**THE REQUEST**
Your task is to copy every line of the records below that contains "about".

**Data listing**
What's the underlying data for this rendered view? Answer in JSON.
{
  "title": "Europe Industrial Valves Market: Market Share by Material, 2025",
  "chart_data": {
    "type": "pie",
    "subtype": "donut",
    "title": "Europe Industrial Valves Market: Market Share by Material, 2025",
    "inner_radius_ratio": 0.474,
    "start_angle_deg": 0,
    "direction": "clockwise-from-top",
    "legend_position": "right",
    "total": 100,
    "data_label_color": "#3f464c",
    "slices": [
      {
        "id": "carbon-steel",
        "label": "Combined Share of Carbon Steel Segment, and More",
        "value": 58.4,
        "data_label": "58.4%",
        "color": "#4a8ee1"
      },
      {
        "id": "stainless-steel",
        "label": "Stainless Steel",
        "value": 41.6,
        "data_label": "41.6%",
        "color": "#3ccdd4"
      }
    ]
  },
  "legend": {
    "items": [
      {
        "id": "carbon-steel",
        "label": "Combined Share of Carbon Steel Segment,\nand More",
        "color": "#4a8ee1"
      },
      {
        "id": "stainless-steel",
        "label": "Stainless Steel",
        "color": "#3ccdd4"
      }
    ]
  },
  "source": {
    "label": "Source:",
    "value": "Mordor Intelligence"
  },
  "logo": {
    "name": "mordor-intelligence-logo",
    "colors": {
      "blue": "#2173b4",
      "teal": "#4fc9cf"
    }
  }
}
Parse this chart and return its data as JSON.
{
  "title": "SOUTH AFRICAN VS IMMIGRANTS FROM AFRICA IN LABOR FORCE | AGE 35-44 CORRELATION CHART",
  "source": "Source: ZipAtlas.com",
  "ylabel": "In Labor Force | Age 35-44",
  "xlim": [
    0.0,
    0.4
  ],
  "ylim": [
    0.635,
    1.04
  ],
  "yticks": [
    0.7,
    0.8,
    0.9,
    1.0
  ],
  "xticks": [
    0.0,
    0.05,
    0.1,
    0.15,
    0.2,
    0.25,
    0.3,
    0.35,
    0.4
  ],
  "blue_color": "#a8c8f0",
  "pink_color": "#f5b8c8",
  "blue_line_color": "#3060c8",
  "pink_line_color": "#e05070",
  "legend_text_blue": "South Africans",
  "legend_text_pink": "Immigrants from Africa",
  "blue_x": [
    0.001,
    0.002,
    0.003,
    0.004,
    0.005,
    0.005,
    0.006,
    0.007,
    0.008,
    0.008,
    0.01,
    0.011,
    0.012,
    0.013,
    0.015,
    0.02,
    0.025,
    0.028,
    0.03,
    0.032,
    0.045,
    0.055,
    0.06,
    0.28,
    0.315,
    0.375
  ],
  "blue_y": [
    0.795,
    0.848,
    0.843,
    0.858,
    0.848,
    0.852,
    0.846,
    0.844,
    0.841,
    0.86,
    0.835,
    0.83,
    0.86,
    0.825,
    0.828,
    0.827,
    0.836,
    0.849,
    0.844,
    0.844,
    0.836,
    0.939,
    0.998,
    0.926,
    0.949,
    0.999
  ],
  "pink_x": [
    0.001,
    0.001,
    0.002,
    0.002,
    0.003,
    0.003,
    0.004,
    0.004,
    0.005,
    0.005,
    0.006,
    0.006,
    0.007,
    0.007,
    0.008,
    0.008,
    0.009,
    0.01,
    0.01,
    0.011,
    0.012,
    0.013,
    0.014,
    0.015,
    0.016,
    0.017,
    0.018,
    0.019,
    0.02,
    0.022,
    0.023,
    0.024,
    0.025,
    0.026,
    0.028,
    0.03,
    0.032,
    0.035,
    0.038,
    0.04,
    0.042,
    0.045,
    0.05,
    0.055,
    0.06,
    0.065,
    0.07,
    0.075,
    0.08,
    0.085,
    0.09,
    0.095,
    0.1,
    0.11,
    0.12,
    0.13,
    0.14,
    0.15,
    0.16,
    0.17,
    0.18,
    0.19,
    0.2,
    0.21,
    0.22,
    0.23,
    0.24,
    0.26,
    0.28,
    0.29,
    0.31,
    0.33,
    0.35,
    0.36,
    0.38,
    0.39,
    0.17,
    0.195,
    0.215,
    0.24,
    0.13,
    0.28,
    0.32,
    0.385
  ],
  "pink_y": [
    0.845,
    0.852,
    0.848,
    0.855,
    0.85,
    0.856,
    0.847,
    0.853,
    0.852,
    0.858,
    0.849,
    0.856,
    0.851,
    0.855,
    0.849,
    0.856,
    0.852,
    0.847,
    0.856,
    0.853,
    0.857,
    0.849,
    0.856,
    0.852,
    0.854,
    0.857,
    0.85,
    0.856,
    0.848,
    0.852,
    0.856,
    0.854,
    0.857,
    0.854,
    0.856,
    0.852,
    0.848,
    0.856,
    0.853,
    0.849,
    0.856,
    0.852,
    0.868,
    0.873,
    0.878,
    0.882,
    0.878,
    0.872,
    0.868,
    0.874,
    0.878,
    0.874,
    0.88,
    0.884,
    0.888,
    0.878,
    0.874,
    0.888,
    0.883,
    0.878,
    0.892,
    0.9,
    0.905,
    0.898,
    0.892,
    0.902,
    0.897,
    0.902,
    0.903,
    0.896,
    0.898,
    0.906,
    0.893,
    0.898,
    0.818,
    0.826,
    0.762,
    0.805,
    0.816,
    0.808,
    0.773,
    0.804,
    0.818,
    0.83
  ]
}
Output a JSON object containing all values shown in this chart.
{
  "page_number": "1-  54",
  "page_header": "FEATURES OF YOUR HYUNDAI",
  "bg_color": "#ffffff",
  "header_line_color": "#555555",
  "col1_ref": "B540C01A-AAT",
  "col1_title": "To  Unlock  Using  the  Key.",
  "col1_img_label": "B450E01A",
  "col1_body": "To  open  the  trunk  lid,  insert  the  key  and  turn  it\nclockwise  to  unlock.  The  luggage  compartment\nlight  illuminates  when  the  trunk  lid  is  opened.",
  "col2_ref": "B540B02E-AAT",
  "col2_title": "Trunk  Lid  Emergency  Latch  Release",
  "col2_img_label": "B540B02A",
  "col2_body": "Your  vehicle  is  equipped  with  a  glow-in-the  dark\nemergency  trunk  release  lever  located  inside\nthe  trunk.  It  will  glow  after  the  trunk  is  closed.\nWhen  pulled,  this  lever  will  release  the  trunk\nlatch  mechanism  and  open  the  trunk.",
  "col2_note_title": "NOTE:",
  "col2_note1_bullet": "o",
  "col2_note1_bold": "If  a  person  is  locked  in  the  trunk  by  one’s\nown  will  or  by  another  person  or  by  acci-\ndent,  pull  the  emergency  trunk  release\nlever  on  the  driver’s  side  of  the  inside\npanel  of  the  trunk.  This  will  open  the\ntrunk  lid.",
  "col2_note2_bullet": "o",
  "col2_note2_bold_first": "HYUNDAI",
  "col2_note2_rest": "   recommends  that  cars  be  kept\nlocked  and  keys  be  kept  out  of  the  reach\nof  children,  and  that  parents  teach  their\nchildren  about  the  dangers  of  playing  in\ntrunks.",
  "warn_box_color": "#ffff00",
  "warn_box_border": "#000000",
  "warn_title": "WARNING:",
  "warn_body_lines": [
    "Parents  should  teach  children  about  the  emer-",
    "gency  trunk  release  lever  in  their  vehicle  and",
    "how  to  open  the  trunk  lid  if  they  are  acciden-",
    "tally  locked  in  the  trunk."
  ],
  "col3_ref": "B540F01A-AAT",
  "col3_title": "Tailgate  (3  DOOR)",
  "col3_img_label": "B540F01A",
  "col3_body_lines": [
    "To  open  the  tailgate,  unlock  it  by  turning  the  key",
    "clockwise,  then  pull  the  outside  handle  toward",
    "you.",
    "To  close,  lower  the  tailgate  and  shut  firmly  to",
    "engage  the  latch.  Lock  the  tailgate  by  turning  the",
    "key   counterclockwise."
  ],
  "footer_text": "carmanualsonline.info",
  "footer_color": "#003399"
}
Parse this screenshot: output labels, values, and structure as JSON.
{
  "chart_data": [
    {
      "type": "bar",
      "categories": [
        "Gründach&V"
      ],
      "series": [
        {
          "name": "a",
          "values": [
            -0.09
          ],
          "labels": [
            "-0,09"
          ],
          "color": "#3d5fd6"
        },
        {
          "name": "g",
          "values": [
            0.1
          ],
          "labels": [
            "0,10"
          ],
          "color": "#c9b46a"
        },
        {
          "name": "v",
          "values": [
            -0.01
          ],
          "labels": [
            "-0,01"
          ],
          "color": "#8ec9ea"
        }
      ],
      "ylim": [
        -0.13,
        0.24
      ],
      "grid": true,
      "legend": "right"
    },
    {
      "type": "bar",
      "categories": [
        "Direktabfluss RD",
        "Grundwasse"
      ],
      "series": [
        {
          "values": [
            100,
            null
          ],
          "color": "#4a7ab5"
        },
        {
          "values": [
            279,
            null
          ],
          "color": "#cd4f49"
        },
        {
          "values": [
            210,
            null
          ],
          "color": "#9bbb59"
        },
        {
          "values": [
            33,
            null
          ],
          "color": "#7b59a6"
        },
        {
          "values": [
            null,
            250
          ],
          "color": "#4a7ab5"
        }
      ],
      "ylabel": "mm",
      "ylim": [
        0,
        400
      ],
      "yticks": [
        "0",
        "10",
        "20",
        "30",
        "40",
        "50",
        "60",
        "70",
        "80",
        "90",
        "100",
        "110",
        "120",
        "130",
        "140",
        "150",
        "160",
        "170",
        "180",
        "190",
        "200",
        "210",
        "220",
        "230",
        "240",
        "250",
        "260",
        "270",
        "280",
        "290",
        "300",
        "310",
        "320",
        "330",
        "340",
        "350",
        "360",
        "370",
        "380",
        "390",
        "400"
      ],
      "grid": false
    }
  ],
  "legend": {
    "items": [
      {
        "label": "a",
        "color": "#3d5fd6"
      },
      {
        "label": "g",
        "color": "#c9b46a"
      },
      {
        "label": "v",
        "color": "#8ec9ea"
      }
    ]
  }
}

**CORRECT ANSWER**
  "col2_note2_rest": "   recommends  that  cars  be  kept\nlocked  and  keys  be  kept  out  of  the  reach\nof  children,  and  that  parents  teach  their\nchildren  about  the  dangers  of  playing  in\ntrunks.",
    "Parents  should  teach  children  about  the  emer-",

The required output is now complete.